> _The data_
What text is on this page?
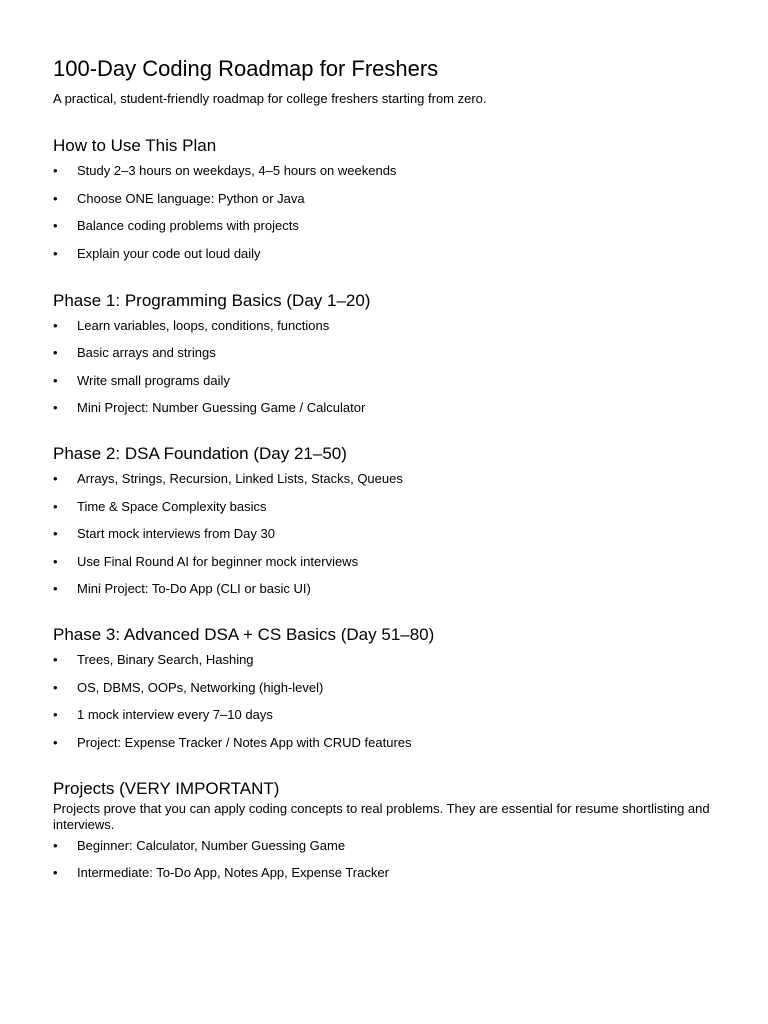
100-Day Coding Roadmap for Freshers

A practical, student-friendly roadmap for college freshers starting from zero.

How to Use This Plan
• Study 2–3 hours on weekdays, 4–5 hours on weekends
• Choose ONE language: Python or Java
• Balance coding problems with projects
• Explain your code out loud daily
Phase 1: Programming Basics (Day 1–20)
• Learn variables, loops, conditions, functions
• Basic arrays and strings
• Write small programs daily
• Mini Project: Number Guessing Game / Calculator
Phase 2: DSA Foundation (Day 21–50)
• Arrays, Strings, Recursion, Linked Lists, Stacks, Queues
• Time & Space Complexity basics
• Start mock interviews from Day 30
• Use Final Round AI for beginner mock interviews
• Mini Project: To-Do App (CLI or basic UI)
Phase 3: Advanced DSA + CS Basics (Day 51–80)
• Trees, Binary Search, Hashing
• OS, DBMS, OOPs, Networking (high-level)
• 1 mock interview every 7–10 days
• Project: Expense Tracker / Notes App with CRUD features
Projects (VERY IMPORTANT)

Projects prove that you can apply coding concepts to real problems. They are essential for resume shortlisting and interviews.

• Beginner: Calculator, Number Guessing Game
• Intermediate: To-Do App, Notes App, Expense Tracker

> _Directions_
Leaving out the pictures, repeat the data above exactly.

> _Task solution_
What text is on this page?
100-Day Coding Roadmap for Freshers

A practical, student-friendly roadmap for college freshers starting from zero.

How to Use This Plan
• Study 2–3 hours on weekdays, 4–5 hours on weekends
• Choose ONE language: Python or Java
• Balance coding problems with projects
• Explain your code out loud daily
Phase 1: Programming Basics (Day 1–20)
• Learn variables, loops, conditions, functions
• Basic arrays and strings
• Write small programs daily
• Mini Project: Number Guessing Game / Calculator
Phase 2: DSA Foundation (Day 21–50)
• Arrays, Strings, Recursion, Linked Lists, Stacks, Queues
• Time & Space Complexity basics
• Start mock interviews from Day 30
• Use Final Round AI for beginner mock interviews
• Mini Project: To-Do App (CLI or basic UI)
Phase 3: Advanced DSA + CS Basics (Day 51–80)
• Trees, Binary Search, Hashing
• OS, DBMS, OOPs, Networking (high-level)
• 1 mock interview every 7–10 days
• Project: Expense Tracker / Notes App with CRUD features
Projects (VERY IMPORTANT)

Projects prove that you can apply coding concepts to real problems. They are essential for resume shortlisting and interviews.

• Beginner: Calculator, Number Guessing Game
• Intermediate: To-Do App, Notes App, Expense Tracker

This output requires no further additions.